Required work
Reproduce, exactly and in full, only the lines below from the one containing "Convert this screenshot" through the one containing "Parse this screenshot: output".

Exercise material
----

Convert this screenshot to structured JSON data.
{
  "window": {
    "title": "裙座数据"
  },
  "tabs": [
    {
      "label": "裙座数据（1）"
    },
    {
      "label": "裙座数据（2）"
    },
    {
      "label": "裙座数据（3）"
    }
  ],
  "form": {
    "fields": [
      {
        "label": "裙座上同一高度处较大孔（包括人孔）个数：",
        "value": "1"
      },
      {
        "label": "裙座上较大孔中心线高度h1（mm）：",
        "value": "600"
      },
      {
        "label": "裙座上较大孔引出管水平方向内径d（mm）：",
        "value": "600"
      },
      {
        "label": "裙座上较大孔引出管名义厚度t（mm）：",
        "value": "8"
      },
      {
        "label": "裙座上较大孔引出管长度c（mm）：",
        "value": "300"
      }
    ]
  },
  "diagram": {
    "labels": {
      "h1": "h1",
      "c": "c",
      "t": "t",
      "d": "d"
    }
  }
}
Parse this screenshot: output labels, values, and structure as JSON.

----

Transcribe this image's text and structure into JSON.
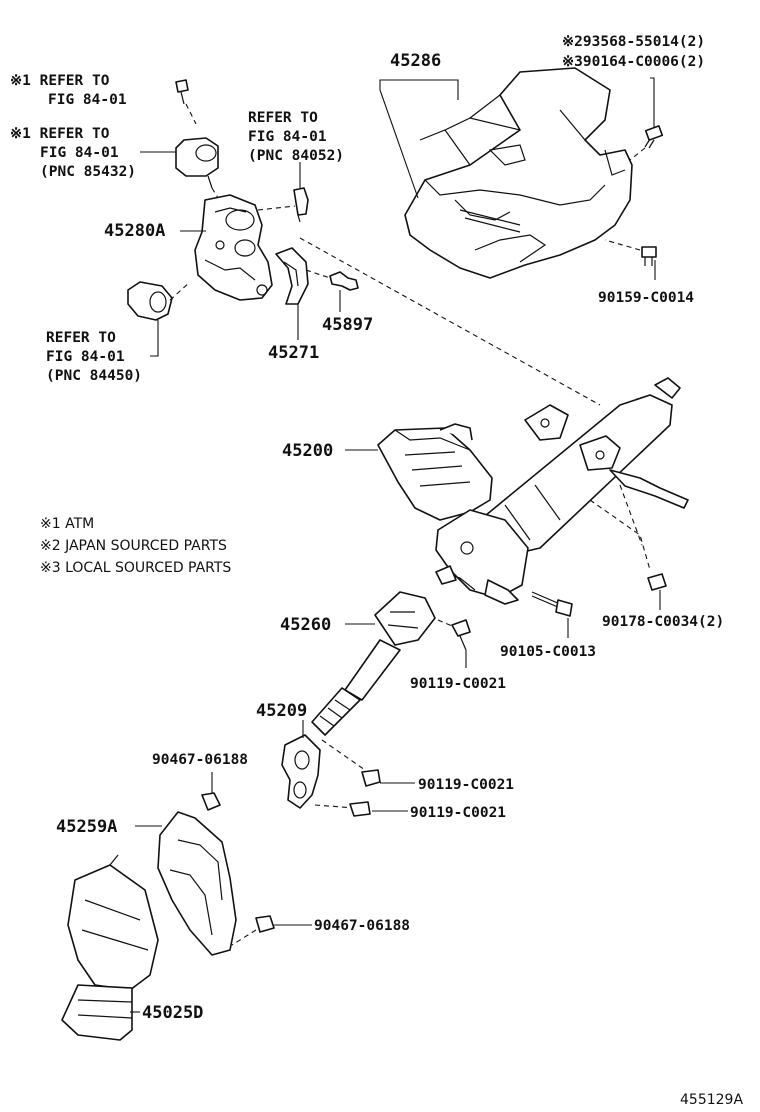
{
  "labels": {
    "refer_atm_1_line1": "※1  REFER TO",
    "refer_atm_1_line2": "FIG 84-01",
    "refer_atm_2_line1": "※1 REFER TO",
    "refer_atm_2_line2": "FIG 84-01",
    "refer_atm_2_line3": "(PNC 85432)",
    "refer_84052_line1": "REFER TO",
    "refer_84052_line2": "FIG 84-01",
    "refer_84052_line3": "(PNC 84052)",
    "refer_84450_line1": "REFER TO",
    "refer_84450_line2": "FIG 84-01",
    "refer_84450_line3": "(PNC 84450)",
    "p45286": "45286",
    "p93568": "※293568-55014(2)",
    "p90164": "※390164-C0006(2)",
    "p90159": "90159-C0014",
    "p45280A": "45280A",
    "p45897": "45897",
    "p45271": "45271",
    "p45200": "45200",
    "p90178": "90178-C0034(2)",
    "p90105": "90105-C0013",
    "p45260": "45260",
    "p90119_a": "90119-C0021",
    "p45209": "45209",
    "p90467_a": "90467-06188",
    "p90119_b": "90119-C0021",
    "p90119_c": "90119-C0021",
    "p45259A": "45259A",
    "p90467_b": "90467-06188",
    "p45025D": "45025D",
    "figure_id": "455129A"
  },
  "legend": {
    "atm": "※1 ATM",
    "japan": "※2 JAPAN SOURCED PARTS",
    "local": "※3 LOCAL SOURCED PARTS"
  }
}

----

In response
Convert this screenshot to structured JSON data.
{
  "window": {
    "title": "裙座数据"
  },
  "tabs": [
    {
      "label": "裙座数据（1）"
    },
    {
      "label": "裙座数据（2）"
    },
    {
      "label": "裙座数据（3）"
    }
  ],
  "form": {
    "fields": [
      {
        "label": "裙座上同一高度处较大孔（包括人孔）个数：",
        "value": "1"
      },
      {
        "label": "裙座上较大孔中心线高度h1（mm）：",
        "value": "600"
      },
      {
        "label": "裙座上较大孔引出管水平方向内径d（mm）：",
        "value": "600"
      },
      {
        "label": "裙座上较大孔引出管名义厚度t（mm）：",
        "value": "8"
      },
      {
        "label": "裙座上较大孔引出管长度c（mm）：",
        "value": "300"
      }
    ]
  },
  "diagram": {
    "labels": {
      "h1": "h1",
      "c": "c",
      "t": "t",
      "d": "d"
    }
  }
}
Parse this screenshot: output labels, values, and structure as JSON.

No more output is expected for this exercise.